[Figure contents as structured data]
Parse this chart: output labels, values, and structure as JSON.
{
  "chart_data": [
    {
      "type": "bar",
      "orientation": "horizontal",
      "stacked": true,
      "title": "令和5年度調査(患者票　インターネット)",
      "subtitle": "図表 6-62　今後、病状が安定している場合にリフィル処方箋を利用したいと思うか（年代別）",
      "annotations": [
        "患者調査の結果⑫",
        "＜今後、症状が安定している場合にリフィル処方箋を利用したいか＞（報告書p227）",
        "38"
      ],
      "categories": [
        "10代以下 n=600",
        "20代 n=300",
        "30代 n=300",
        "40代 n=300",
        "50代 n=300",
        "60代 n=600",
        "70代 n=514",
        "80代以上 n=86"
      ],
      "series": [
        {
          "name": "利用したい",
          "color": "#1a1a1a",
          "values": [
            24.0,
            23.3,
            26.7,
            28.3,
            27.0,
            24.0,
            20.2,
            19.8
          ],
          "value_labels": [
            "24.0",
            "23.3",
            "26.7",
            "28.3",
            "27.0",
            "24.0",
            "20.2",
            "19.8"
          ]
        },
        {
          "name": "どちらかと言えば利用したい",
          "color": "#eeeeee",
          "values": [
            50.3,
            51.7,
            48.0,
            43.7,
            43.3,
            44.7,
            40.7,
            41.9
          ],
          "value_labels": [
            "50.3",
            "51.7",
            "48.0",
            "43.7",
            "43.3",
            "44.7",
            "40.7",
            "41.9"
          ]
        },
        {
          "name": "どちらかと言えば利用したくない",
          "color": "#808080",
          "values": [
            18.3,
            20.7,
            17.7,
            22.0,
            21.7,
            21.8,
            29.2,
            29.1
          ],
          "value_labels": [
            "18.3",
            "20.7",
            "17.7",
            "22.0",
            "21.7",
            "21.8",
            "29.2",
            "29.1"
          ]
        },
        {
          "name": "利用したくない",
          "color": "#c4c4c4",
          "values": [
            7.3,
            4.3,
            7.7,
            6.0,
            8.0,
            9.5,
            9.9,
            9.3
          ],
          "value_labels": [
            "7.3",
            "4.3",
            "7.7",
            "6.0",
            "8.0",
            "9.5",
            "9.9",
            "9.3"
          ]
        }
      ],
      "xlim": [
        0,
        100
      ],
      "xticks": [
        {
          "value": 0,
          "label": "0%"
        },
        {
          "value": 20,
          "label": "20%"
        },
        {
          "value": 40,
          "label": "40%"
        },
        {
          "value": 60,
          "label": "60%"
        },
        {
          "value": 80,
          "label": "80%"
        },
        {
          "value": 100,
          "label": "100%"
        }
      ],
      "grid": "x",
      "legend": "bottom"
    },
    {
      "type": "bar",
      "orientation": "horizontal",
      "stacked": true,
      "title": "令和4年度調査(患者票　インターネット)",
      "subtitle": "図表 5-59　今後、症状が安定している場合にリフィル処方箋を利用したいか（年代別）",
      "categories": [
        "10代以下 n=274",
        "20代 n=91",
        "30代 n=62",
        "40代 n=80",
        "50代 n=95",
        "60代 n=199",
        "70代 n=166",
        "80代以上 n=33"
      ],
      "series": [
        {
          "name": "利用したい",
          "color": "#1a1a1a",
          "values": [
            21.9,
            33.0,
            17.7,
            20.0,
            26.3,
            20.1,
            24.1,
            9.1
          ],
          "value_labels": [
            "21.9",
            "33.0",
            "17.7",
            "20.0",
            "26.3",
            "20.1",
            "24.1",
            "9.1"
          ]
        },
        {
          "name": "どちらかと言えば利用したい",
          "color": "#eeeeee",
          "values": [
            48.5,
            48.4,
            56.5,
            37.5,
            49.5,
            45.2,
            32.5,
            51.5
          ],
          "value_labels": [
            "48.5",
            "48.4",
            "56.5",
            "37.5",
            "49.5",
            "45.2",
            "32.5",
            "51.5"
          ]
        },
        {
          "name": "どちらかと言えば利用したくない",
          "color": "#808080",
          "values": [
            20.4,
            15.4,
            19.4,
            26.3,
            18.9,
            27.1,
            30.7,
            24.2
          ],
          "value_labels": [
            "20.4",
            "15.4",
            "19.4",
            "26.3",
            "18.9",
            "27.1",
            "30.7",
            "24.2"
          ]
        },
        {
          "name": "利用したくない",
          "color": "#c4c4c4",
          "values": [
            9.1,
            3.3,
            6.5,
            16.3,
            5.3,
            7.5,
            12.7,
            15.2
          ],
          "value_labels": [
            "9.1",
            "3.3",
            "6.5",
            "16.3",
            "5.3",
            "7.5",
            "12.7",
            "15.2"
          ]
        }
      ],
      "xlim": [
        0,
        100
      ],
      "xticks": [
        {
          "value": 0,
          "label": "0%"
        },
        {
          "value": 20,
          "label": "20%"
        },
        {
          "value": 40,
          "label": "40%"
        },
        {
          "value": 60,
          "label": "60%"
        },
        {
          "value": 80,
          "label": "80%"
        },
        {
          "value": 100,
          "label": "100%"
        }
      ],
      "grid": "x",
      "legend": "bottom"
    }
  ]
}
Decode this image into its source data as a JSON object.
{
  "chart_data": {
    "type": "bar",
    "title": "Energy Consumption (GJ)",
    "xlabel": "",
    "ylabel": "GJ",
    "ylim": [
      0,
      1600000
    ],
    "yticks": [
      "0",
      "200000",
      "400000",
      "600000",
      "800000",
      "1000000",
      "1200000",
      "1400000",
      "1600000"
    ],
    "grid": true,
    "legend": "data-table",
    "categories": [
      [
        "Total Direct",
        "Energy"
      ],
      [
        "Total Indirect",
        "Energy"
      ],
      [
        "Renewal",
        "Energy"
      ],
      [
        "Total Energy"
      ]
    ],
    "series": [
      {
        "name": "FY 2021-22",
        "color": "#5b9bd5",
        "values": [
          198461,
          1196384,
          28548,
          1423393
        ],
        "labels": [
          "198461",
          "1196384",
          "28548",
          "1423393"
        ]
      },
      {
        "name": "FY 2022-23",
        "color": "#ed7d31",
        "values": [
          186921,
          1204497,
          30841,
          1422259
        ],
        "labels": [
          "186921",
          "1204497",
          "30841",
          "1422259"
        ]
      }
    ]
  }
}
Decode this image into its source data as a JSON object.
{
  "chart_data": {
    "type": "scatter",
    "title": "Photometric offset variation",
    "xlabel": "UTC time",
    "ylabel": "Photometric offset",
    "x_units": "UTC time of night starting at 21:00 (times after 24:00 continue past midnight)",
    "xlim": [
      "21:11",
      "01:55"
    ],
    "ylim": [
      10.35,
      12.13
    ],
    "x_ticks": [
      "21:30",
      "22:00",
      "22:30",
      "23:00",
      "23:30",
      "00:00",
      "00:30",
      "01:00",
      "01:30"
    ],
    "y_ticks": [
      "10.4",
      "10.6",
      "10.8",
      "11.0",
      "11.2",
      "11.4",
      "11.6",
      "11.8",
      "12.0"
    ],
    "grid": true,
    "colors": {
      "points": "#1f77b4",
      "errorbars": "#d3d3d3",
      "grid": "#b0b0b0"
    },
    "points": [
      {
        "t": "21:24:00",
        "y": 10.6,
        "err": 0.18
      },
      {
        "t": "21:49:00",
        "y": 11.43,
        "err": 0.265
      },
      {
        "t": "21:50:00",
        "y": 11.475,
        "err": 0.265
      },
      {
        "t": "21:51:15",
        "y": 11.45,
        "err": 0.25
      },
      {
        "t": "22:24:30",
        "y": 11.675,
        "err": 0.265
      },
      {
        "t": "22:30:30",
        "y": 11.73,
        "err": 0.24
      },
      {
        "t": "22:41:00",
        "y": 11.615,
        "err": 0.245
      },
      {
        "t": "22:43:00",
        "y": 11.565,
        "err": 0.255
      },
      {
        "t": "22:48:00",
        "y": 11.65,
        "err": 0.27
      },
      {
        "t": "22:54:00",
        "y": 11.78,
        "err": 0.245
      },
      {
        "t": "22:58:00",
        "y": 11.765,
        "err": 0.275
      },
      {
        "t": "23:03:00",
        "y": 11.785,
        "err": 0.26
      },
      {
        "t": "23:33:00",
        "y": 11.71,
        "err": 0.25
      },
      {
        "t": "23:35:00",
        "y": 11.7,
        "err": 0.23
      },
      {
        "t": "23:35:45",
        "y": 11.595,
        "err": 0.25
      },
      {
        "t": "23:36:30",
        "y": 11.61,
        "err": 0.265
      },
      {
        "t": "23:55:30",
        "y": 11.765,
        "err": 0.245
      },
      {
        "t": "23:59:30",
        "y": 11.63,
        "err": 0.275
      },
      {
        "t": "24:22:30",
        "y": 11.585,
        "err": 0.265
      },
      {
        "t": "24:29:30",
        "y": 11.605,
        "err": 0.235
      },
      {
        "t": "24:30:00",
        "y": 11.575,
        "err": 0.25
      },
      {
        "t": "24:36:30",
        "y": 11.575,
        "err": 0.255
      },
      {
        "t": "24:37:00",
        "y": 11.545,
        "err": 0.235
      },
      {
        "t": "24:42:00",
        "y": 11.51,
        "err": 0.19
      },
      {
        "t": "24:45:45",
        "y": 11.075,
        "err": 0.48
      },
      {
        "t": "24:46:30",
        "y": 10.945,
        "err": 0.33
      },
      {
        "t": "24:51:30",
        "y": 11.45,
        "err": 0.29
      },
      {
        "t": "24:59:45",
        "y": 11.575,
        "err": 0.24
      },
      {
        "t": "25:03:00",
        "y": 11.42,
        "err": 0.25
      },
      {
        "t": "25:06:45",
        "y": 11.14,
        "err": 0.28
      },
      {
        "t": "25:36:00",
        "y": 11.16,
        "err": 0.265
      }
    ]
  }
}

**GIVEN EXERCISE**
Show every line from the entries above in which "インターネット" appears.

**WRITTEN RESPONSE**
      "title": "令和5年度調査(患者票　インターネット)",
      "title": "令和4年度調査(患者票　インターネット)",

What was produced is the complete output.